## WHAT IS BEING ASKED
Look through the records below, and copy out every line that holds the string "Minh".
## Start
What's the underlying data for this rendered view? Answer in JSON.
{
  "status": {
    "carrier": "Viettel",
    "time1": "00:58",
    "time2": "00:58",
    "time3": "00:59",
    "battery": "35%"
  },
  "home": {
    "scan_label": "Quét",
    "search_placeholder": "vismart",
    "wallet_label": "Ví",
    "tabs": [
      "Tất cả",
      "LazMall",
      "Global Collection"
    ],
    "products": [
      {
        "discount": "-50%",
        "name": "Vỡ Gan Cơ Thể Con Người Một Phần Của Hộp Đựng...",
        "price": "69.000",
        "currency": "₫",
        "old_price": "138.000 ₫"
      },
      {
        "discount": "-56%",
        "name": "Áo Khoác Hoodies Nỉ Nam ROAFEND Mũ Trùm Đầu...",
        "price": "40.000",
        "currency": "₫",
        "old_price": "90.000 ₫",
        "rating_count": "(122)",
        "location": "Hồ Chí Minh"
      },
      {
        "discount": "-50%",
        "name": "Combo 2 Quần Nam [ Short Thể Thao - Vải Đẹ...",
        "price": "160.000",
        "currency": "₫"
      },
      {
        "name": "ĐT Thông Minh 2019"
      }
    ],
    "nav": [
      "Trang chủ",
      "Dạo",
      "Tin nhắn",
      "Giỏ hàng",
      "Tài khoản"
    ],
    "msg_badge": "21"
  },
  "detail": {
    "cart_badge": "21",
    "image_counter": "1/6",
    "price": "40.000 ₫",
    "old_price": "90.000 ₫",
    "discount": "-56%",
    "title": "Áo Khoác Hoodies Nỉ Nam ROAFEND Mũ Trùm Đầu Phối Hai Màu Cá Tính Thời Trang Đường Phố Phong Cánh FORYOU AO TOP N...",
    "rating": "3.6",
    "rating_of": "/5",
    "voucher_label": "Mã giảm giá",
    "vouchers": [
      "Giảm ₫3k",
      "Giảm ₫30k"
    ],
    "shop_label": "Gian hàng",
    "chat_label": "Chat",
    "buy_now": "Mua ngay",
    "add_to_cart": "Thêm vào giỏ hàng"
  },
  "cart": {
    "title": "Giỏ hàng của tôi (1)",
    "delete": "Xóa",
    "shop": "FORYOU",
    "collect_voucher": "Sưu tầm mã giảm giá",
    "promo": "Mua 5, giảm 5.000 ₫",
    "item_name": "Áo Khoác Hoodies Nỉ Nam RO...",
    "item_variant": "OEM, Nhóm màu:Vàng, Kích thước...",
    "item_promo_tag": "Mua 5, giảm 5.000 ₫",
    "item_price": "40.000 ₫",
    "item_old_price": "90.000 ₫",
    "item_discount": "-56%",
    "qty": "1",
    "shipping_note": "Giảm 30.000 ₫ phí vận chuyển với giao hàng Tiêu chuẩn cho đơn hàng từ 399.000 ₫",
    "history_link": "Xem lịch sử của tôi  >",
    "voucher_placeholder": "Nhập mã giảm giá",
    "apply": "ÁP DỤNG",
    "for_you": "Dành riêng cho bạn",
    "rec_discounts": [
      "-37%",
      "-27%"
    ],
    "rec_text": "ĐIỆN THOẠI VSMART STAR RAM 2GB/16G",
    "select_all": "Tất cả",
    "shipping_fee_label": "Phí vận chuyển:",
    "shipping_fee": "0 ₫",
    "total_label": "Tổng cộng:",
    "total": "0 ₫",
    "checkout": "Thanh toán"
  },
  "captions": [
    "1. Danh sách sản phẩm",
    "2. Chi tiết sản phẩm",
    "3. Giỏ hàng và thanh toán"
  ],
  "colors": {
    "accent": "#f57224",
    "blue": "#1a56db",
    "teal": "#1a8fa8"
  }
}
## End
## WORKED ANSWER
        "location": "Hồ Chí Minh"
        "name": "ĐT Thông Minh 2019"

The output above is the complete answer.